PROMPT:
Can you copy out the data exactly? Leave the images out.

PROVIDED MATERIAL:
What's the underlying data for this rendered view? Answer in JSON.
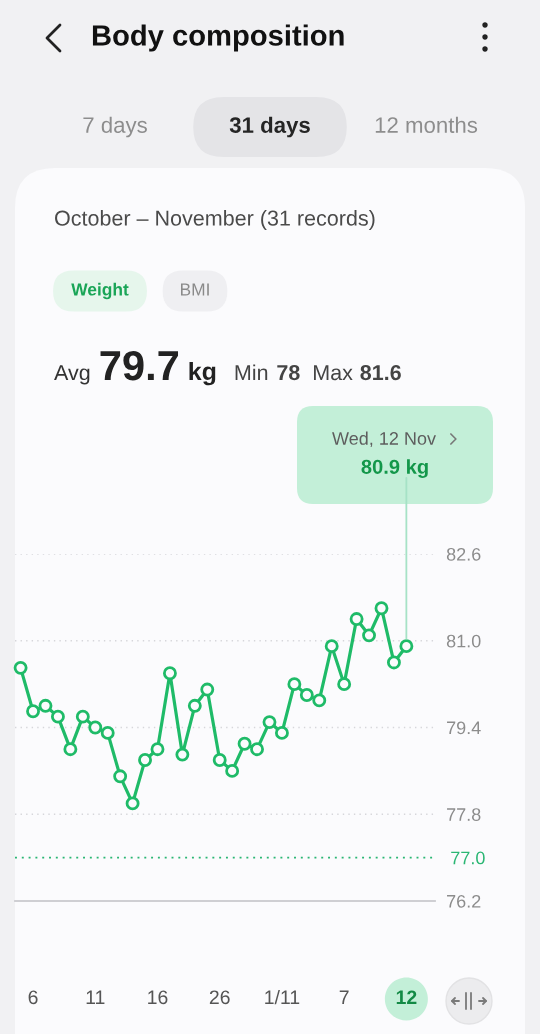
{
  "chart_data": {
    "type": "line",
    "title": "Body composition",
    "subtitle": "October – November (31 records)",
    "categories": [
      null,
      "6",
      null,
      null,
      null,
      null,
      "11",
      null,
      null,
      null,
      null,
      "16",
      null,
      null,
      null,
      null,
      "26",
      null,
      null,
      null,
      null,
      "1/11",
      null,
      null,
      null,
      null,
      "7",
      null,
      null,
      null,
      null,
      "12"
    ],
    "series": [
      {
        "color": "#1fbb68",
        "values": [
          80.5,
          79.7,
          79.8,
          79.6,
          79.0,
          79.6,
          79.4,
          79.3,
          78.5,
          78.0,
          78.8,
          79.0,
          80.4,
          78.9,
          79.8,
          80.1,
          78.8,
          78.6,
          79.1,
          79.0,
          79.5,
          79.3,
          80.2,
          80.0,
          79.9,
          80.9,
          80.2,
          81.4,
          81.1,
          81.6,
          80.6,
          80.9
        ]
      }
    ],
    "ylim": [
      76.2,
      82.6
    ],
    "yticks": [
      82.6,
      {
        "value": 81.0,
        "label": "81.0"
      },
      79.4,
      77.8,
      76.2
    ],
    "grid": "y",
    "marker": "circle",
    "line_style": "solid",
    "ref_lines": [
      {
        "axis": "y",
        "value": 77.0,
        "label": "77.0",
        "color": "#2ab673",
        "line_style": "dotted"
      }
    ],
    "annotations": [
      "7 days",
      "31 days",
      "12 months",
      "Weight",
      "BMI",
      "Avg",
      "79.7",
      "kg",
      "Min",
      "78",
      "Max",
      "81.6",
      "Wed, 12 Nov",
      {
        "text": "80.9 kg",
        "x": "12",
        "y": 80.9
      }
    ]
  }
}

FULL OUTPUT:
What's the underlying data for this rendered view? Answer in JSON.
{
  "chart_data": {
    "type": "line",
    "title": "Body composition",
    "subtitle": "October – November (31 records)",
    "categories": [
      null,
      "6",
      null,
      null,
      null,
      null,
      "11",
      null,
      null,
      null,
      null,
      "16",
      null,
      null,
      null,
      null,
      "26",
      null,
      null,
      null,
      null,
      "1/11",
      null,
      null,
      null,
      null,
      "7",
      null,
      null,
      null,
      null,
      "12"
    ],
    "series": [
      {
        "color": "#1fbb68",
        "values": [
          80.5,
          79.7,
          79.8,
          79.6,
          79.0,
          79.6,
          79.4,
          79.3,
          78.5,
          78.0,
          78.8,
          79.0,
          80.4,
          78.9,
          79.8,
          80.1,
          78.8,
          78.6,
          79.1,
          79.0,
          79.5,
          79.3,
          80.2,
          80.0,
          79.9,
          80.9,
          80.2,
          81.4,
          81.1,
          81.6,
          80.6,
          80.9
        ]
      }
    ],
    "ylim": [
      76.2,
      82.6
    ],
    "yticks": [
      82.6,
      {
        "value": 81.0,
        "label": "81.0"
      },
      79.4,
      77.8,
      76.2
    ],
    "grid": "y",
    "marker": "circle",
    "line_style": "solid",
    "ref_lines": [
      {
        "axis": "y",
        "value": 77.0,
        "label": "77.0",
        "color": "#2ab673",
        "line_style": "dotted"
      }
    ],
    "annotations": [
      "7 days",
      "31 days",
      "12 months",
      "Weight",
      "BMI",
      "Avg",
      "79.7",
      "kg",
      "Min",
      "78",
      "Max",
      "81.6",
      "Wed, 12 Nov",
      {
        "text": "80.9 kg",
        "x": "12",
        "y": 80.9
      }
    ]
  }
}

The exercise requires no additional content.